Rows from a figure dataset:

• • • • •

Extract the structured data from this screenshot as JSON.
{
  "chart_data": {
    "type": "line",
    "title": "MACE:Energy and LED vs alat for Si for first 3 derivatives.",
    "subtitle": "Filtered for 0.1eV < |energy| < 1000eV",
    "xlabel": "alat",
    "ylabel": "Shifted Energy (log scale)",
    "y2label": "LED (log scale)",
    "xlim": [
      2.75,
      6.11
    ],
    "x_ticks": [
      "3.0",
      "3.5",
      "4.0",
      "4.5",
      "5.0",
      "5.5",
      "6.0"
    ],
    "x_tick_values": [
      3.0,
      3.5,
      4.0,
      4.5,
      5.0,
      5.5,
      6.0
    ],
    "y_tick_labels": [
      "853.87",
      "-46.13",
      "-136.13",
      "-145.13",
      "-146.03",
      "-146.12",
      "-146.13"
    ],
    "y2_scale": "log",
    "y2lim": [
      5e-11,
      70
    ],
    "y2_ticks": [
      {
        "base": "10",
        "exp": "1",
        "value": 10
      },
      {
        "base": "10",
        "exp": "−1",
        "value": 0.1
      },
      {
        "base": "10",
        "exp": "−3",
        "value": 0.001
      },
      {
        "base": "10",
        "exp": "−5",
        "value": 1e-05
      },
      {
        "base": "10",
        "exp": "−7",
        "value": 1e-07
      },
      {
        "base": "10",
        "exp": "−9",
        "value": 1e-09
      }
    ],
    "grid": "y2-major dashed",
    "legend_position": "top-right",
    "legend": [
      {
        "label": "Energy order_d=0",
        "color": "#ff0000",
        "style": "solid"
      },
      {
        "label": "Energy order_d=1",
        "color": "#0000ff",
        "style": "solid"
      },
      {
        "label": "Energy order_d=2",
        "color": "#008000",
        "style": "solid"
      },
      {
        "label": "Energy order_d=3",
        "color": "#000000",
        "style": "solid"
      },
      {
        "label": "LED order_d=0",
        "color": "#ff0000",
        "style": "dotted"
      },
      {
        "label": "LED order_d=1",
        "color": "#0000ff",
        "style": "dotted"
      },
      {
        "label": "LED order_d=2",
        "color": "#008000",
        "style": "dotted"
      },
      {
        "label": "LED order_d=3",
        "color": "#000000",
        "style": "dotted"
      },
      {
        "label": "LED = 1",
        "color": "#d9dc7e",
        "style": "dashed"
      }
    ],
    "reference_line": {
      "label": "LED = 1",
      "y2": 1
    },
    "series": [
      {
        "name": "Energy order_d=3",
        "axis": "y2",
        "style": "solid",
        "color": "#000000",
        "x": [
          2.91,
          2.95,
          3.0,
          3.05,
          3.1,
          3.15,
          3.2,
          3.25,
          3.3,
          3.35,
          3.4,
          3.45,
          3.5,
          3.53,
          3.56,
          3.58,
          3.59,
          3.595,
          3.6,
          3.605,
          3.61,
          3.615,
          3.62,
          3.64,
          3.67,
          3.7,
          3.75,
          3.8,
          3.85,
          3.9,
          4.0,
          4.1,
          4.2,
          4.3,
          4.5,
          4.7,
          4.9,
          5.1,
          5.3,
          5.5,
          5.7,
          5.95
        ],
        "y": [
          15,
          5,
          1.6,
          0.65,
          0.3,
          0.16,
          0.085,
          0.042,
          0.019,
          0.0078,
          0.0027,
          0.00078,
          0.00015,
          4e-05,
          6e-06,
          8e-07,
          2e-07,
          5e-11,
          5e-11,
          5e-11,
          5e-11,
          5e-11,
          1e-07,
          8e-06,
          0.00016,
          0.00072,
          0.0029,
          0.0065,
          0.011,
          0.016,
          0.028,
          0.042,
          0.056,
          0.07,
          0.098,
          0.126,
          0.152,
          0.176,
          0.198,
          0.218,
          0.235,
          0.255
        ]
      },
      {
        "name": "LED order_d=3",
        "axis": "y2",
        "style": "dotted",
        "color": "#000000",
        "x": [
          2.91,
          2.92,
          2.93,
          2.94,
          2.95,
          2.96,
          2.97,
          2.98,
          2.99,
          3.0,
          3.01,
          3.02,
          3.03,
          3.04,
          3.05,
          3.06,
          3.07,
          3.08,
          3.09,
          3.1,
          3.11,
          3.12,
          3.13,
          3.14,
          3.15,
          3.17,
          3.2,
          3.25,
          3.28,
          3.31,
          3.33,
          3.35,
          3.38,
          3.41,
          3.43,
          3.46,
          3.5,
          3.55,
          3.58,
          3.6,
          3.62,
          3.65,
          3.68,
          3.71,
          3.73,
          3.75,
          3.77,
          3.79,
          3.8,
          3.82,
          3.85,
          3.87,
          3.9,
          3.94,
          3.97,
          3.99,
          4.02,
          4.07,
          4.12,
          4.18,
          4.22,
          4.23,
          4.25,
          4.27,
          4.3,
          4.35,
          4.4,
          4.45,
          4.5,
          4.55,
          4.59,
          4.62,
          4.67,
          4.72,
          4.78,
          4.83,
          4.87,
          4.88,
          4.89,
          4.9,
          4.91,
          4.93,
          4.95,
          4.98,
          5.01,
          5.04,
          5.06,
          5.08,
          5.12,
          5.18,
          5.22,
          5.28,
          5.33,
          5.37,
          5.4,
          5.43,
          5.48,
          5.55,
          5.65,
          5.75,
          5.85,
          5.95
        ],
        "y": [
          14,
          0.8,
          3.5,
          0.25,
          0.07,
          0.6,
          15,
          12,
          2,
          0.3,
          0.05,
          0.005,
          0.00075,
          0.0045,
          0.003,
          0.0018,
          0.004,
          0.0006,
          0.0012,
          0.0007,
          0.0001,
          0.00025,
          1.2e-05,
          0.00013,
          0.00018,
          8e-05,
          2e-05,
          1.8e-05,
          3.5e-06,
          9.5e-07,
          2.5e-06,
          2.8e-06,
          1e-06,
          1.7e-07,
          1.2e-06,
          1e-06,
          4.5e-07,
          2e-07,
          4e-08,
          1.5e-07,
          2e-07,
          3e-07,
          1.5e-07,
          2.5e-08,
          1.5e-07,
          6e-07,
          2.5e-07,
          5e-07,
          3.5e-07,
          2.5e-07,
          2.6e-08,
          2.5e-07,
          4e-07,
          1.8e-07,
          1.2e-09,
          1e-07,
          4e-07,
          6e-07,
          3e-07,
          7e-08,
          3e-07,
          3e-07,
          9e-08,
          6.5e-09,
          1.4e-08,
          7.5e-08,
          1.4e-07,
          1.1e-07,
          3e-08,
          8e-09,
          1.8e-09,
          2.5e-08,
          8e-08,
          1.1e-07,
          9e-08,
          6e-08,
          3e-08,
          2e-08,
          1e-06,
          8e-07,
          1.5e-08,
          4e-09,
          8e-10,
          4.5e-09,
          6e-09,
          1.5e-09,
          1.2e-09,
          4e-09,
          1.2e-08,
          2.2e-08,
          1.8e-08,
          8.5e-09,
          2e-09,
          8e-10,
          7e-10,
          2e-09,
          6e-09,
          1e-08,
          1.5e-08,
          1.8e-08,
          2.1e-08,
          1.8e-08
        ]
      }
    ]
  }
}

• • • • •

Extract every line above containing the word "name".

        "name": "Energy order_d=3",
        "name": "LED order_d=3",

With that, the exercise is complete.